WHAT YOU HAVE TO DO:
Copy out each line of the data holding "reclassified".

LISTED ENTRIES:
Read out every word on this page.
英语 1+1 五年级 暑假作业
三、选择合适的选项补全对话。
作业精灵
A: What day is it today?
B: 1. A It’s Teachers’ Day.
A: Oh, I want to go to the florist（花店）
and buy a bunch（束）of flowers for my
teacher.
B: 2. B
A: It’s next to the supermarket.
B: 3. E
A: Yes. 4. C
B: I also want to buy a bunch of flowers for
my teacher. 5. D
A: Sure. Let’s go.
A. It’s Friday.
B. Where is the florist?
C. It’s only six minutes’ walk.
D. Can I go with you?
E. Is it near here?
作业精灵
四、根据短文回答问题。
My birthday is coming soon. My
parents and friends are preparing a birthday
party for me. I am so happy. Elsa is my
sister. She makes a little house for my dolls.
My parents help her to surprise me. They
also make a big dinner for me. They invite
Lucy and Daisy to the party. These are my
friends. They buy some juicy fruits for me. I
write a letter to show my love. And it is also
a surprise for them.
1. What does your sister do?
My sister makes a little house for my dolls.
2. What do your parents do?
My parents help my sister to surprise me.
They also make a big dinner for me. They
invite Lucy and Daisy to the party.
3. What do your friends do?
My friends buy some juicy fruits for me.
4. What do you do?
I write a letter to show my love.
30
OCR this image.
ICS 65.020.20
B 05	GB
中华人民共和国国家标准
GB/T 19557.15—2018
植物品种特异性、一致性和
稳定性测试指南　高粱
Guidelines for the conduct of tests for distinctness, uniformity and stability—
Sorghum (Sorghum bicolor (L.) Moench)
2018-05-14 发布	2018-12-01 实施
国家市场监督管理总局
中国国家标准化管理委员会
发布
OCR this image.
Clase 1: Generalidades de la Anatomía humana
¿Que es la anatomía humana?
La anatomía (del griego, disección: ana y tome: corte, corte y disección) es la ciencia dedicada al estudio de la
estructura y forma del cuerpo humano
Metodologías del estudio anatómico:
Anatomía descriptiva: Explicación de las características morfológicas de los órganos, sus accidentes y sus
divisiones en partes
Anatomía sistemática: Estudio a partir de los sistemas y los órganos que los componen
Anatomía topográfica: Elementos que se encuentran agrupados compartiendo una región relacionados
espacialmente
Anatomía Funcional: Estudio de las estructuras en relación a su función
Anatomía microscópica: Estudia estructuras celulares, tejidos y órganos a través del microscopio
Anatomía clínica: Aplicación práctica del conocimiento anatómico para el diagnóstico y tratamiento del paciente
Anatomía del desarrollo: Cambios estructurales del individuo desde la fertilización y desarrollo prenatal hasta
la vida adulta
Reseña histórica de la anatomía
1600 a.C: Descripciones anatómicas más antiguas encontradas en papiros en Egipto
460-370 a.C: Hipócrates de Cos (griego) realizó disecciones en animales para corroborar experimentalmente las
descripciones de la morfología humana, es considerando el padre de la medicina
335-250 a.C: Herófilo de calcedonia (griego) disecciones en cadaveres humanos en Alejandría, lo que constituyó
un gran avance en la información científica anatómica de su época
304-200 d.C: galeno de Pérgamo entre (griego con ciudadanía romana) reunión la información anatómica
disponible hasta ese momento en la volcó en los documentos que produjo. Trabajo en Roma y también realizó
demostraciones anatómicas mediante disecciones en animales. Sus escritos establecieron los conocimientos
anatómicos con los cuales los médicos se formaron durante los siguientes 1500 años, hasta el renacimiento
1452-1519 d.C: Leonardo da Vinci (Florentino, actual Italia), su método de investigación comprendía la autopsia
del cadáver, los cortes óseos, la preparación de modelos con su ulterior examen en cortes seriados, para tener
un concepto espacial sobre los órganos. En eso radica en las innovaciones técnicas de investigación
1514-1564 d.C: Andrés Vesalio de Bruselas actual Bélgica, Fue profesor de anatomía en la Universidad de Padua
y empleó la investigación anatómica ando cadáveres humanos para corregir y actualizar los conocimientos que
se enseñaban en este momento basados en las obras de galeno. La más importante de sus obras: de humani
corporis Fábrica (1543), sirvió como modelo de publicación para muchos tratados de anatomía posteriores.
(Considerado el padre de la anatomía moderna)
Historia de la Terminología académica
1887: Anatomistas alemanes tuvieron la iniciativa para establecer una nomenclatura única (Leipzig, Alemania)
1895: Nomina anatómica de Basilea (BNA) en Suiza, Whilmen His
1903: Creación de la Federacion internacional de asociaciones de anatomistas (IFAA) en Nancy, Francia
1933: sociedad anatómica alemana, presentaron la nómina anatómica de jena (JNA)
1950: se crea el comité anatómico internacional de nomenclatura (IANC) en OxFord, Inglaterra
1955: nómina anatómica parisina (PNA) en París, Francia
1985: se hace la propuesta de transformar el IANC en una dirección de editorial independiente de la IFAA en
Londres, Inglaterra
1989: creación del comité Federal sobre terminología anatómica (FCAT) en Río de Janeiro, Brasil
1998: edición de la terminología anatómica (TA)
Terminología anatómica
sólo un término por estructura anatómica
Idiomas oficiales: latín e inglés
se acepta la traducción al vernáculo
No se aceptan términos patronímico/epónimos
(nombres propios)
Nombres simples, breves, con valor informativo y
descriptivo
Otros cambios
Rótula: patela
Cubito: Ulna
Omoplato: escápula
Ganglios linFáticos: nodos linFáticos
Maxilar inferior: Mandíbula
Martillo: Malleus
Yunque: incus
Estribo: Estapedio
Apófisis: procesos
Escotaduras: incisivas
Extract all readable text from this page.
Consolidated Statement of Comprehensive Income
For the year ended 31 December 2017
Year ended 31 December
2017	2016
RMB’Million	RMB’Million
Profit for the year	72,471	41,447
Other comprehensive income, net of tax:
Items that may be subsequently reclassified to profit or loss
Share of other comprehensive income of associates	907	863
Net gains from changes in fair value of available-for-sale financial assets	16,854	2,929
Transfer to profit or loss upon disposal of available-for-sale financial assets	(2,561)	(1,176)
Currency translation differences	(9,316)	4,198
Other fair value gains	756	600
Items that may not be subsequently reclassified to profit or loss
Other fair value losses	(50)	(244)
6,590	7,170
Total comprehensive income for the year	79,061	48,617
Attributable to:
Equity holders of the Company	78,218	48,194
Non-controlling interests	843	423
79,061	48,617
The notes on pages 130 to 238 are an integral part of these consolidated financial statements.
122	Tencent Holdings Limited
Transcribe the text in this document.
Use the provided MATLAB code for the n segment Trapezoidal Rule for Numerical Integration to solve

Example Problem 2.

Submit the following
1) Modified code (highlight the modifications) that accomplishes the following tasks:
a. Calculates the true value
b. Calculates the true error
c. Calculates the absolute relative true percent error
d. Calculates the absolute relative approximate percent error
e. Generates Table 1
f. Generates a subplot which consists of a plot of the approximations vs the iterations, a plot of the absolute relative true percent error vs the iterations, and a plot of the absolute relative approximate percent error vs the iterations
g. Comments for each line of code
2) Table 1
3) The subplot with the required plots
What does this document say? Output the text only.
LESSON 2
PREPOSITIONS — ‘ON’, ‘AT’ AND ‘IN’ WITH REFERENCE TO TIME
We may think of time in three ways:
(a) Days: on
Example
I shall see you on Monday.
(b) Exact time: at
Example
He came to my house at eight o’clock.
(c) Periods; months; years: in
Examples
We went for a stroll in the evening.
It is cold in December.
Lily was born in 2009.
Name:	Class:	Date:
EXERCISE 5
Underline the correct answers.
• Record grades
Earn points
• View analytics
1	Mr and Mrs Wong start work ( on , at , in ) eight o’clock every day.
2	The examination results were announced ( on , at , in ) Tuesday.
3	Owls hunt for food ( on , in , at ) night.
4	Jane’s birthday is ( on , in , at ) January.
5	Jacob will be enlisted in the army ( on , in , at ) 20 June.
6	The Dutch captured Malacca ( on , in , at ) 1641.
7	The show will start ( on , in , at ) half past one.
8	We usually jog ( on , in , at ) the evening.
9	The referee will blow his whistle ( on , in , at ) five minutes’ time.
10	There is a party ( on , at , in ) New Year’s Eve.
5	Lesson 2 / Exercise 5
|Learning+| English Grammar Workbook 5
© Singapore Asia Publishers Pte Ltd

RESULT OF THE EXERCISE:
Items that may be subsequently reclassified to profit or loss
Items that may not be subsequently reclassified to profit or loss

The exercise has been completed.